>> BEGIN GIVEN DATA

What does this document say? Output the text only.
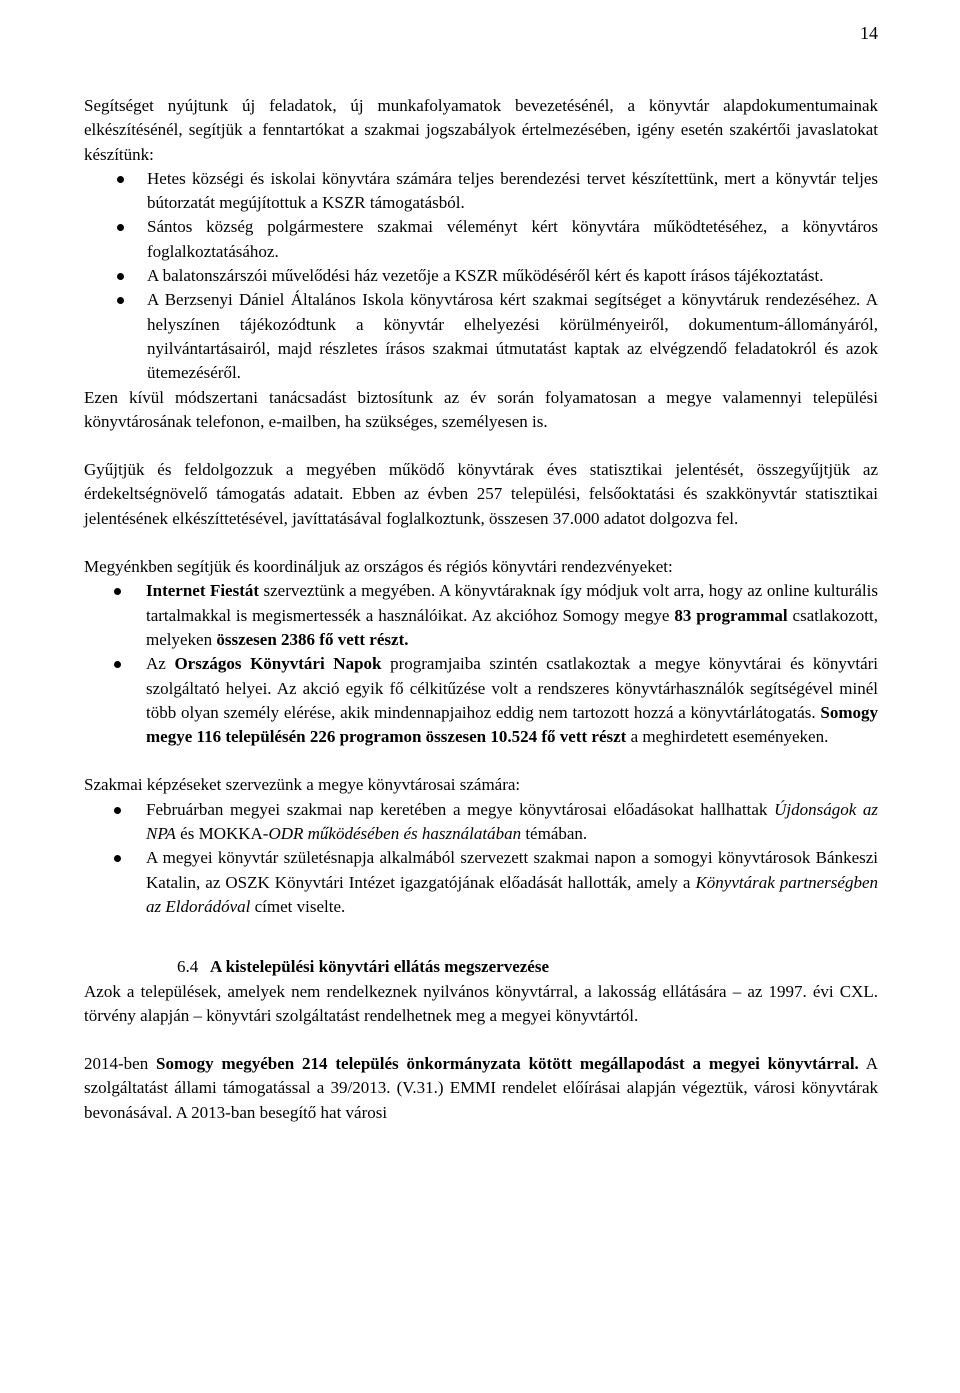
14

Segítséget nyújtunk új feladatok, új munkafolyamatok bevezetésénél, a könyvtár alapdokumentumainak elkészítésénél, segítjük a fenntartókat a szakmai jogszabályok értelmezésében, igény esetén szakértői javaslatokat készítünk:

Hetes községi és iskolai könyvtára számára teljes berendezési tervet készítettünk, mert a könyvtár teljes bútorzatát megújítottuk a KSZR támogatásból.
Sántos község polgármestere szakmai véleményt kért könyvtára működtetéséhez, a könyvtáros foglalkoztatásához.
A balatonszárszói művelődési ház vezetője a KSZR működéséről kért és kapott írásos tájékoztatást.
A Berzsenyi Dániel Általános Iskola könyvtárosa kért szakmai segítséget a könyvtáruk rendezéséhez. A helyszínen tájékozódtunk a könyvtár elhelyezési körülményeiről, dokumentum-állományáról, nyilvántartásairól, majd részletes írásos szakmai útmutatást kaptak az elvégzendő feladatokról és azok ütemezéséről.

Ezen kívül módszertani tanácsadást biztosítunk az év során folyamatosan a megye valamennyi települési könyvtárosának telefonon, e-mailben, ha szükséges, személyesen is.

Gyűjtjük és feldolgozzuk a megyében működő könyvtárak éves statisztikai jelentését, összegyűjtjük az érdekeltségnövelő támogatás adatait. Ebben az évben 257 települési, felsőoktatási és szakkönyvtár statisztikai jelentésének elkészíttetésével, javíttatásával foglalkoztunk, összesen 37.000 adatot dolgozva fel.

Megyénkben segítjük és koordináljuk az országos és régiós könyvtári rendezvényeket:

Internet Fiestát szerveztünk a megyében. A könyvtáraknak így módjuk volt arra, hogy az online kulturális tartalmakkal is megismertessék a használóikat. Az akcióhoz Somogy megye 83 programmal csatlakozott, melyeken összesen 2386 fő vett részt.
Az Országos Könyvtári Napok programjaiba szintén csatlakoztak a megye könyvtárai és könyvtári szolgáltató helyei. Az akció egyik fő célkitűzése volt a rendszeres könyvtárhasználók segítségével minél több olyan személy elérése, akik mindennapjaihoz eddig nem tartozott hozzá a könyvtárlátogatás. Somogy megye 116 településén 226 programon összesen 10.524 fő vett részt a meghirdetett eseményeken.

Szakmai képzéseket szervezünk a megye könyvtárosai számára:

Februárban megyei szakmai nap keretében a megye könyvtárosai előadásokat hallhattak Újdonságok az NPA és MOKKA-ODR működésében és használatában témában.
A megyei könyvtár születésnapja alkalmából szervezett szakmai napon a somogyi könyvtárosok Bánkeszi Katalin, az OSZK Könyvtári Intézet igazgatójának előadását hallották, amely a Könyvtárak partnerségben az Eldorádóval címet viselte.
6.4 A kistelepülési könyvtári ellátás megszervezése

Azok a települések, amelyek nem rendelkeznek nyilvános könyvtárral, a lakosság ellátására – az 1997. évi CXL. törvény alapján – könyvtári szolgáltatást rendelhetnek meg a megyei könyvtártól.

2014-ben Somogy megyében 214 település önkormányzata kötött megállapodást a megyei könyvtárral. A szolgáltatást állami támogatással a 39/2013. (V.31.) EMMI rendelet előírásai alapján végeztük, városi könyvtárak bevonásával. A 2013-ban besegítő hat városi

>> END GIVEN DATA

• REQUEST:
Gather each line of the records holding the string "segítjük".

• THE COMPLETED TASK:
Segítséget nyújtunk új feladatok, új munkafolyamatok bevezetésénél, a könyvtár alapdokumentumainak elkészítésénél, segítjük a fenntartókat a szakmai jogszabályok értelmezésében, igény esetén szakértői javaslatokat készítünk:
Megyénkben segítjük és koordináljuk az országos és régiós könyvtári rendezvényeket:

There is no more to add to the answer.